BEGIN Source data

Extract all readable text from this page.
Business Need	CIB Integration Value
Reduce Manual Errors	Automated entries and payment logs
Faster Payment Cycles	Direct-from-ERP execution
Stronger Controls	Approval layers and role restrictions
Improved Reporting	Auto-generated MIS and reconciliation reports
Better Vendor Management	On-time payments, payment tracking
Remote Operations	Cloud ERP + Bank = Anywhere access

END Source data

Pull out every line containing "from".

§ **In response**
Extract all readable text from this page.
Faster Payment Cycles	Direct-from-ERP execution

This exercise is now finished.